BEGIN INPUT MATERIAL

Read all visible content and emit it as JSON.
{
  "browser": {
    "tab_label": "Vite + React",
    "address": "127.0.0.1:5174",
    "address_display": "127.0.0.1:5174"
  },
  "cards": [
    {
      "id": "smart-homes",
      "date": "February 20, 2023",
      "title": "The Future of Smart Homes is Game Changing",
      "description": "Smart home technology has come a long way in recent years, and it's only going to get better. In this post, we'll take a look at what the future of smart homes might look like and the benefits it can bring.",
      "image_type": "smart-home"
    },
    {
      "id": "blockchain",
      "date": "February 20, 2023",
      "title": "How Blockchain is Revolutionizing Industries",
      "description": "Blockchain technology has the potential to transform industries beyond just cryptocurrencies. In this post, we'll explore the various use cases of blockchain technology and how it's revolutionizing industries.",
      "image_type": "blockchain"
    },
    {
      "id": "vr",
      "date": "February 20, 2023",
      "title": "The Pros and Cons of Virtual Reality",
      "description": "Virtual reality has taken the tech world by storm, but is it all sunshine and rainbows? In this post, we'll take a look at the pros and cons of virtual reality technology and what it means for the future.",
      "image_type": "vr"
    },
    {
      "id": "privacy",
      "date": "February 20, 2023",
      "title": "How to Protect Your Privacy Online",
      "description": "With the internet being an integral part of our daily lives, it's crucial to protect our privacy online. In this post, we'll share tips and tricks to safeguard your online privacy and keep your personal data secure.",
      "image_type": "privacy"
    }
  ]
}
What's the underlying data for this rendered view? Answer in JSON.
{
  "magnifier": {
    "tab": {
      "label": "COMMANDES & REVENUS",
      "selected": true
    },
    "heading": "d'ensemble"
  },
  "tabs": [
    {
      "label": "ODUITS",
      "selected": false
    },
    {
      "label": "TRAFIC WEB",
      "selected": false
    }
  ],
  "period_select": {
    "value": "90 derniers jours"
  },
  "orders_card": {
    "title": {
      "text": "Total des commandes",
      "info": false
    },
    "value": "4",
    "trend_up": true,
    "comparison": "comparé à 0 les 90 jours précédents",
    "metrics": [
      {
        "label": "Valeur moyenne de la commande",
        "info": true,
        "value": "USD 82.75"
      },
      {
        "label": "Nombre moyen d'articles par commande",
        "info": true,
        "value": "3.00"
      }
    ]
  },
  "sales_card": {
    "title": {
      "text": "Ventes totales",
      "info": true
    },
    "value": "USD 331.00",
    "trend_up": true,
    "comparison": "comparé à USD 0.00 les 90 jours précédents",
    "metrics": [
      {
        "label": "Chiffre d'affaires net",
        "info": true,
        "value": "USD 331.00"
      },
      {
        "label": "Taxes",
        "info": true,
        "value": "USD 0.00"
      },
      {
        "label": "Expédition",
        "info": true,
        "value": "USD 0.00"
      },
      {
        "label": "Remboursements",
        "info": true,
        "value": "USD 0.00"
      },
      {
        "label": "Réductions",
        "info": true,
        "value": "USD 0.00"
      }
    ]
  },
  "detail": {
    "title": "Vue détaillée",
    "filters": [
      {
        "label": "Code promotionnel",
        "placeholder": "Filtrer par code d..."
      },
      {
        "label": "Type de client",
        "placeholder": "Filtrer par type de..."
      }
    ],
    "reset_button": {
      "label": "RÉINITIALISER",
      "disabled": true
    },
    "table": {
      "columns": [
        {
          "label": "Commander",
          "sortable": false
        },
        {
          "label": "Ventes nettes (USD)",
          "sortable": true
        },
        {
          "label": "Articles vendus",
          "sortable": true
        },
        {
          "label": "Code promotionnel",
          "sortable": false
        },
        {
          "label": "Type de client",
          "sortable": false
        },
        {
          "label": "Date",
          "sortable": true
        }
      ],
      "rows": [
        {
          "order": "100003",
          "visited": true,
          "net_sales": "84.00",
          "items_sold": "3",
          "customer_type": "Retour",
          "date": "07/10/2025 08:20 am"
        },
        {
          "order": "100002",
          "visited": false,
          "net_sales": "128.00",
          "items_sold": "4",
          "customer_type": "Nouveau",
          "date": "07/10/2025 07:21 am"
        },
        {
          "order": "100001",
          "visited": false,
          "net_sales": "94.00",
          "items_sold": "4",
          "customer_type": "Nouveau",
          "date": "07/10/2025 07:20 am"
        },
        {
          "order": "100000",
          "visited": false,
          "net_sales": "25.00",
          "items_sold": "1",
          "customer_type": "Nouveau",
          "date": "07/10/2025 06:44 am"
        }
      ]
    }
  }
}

END INPUT MATERIAL

» GOAL OF THE EXERCISE:
Report only how many lines in the records contain the word "Virtual".

» RESPONSE FOR THIS EXERCISE:
2